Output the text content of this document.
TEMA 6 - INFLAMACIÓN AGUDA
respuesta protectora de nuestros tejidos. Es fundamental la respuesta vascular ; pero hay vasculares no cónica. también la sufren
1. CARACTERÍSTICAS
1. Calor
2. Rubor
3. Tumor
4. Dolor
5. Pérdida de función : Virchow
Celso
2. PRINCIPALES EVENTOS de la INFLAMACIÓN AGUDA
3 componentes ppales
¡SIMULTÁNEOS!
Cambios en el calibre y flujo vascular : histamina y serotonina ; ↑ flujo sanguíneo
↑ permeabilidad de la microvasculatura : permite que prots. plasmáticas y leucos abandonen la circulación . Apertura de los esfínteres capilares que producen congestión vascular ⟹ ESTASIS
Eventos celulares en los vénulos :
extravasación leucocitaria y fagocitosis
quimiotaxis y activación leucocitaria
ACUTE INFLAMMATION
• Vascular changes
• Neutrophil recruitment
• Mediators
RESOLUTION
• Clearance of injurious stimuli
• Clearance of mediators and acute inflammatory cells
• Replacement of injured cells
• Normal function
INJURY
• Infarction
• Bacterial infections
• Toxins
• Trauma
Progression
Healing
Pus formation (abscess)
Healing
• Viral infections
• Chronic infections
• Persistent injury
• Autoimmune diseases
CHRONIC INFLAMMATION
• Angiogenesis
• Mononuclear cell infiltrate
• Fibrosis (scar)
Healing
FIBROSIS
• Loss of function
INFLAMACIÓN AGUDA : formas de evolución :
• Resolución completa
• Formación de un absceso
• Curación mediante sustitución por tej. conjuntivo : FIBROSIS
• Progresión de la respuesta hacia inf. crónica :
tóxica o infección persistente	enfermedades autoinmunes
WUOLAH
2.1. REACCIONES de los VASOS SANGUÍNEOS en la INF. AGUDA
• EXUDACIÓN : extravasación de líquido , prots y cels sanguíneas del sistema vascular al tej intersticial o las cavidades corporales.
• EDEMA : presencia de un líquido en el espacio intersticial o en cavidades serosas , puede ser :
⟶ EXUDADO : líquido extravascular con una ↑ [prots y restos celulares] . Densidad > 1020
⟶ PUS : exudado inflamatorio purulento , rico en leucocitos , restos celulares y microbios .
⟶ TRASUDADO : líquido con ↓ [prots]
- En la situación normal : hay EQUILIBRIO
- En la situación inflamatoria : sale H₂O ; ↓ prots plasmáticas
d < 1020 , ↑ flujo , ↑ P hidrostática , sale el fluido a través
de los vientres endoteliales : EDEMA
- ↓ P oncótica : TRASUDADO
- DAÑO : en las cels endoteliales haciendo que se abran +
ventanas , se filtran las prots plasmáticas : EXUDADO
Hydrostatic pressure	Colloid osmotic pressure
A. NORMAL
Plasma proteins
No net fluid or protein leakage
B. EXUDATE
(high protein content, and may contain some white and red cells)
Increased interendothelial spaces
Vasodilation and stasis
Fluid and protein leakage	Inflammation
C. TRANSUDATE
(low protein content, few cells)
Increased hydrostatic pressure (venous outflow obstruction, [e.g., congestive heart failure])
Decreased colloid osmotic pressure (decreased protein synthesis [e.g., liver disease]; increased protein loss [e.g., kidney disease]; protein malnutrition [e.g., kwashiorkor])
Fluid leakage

Problem to work on:
Could you output the records in full, exactly as written?

Exercise output:
Output the text content of this document.
TEMA 6 - INFLAMACIÓN AGUDA
respuesta protectora de nuestros tejidos. Es fundamental la respuesta vascular ; pero hay vasculares no cónica. también la sufren
1. CARACTERÍSTICAS
1. Calor
2. Rubor
3. Tumor
4. Dolor
5. Pérdida de función : Virchow
Celso
2. PRINCIPALES EVENTOS de la INFLAMACIÓN AGUDA
3 componentes ppales
¡SIMULTÁNEOS!
Cambios en el calibre y flujo vascular : histamina y serotonina ; ↑ flujo sanguíneo
↑ permeabilidad de la microvasculatura : permite que prots. plasmáticas y leucos abandonen la circulación . Apertura de los esfínteres capilares que producen congestión vascular ⟹ ESTASIS
Eventos celulares en los vénulos :
extravasación leucocitaria y fagocitosis
quimiotaxis y activación leucocitaria
ACUTE INFLAMMATION
• Vascular changes
• Neutrophil recruitment
• Mediators
RESOLUTION
• Clearance of injurious stimuli
• Clearance of mediators and acute inflammatory cells
• Replacement of injured cells
• Normal function
INJURY
• Infarction
• Bacterial infections
• Toxins
• Trauma
Progression
Healing
Pus formation (abscess)
Healing
• Viral infections
• Chronic infections
• Persistent injury
• Autoimmune diseases
CHRONIC INFLAMMATION
• Angiogenesis
• Mononuclear cell infiltrate
• Fibrosis (scar)
Healing
FIBROSIS
• Loss of function
INFLAMACIÓN AGUDA : formas de evolución :
• Resolución completa
• Formación de un absceso
• Curación mediante sustitución por tej. conjuntivo : FIBROSIS
• Progresión de la respuesta hacia inf. crónica :
tóxica o infección persistente	enfermedades autoinmunes
WUOLAH
2.1. REACCIONES de los VASOS SANGUÍNEOS en la INF. AGUDA
• EXUDACIÓN : extravasación de líquido , prots y cels sanguíneas del sistema vascular al tej intersticial o las cavidades corporales.
• EDEMA : presencia de un líquido en el espacio intersticial o en cavidades serosas , puede ser :
⟶ EXUDADO : líquido extravascular con una ↑ [prots y restos celulares] . Densidad > 1020
⟶ PUS : exudado inflamatorio purulento , rico en leucocitos , restos celulares y microbios .
⟶ TRASUDADO : líquido con ↓ [prots]
- En la situación normal : hay EQUILIBRIO
- En la situación inflamatoria : sale H₂O ; ↓ prots plasmáticas
d < 1020 , ↑ flujo , ↑ P hidrostática , sale el fluido a través
de los vientres endoteliales : EDEMA
- ↓ P oncótica : TRASUDADO
- DAÑO : en las cels endoteliales haciendo que se abran +
ventanas , se filtran las prots plasmáticas : EXUDADO
Hydrostatic pressure	Colloid osmotic pressure
A. NORMAL
Plasma proteins
No net fluid or protein leakage
B. EXUDATE
(high protein content, and may contain some white and red cells)
Increased interendothelial spaces
Vasodilation and stasis
Fluid and protein leakage	Inflammation
C. TRANSUDATE
(low protein content, few cells)
Increased hydrostatic pressure (venous outflow obstruction, [e.g., congestive heart failure])
Decreased colloid osmotic pressure (decreased protein synthesis [e.g., liver disease]; increased protein loss [e.g., kidney disease]; protein malnutrition [e.g., kwashiorkor])
Fluid leakage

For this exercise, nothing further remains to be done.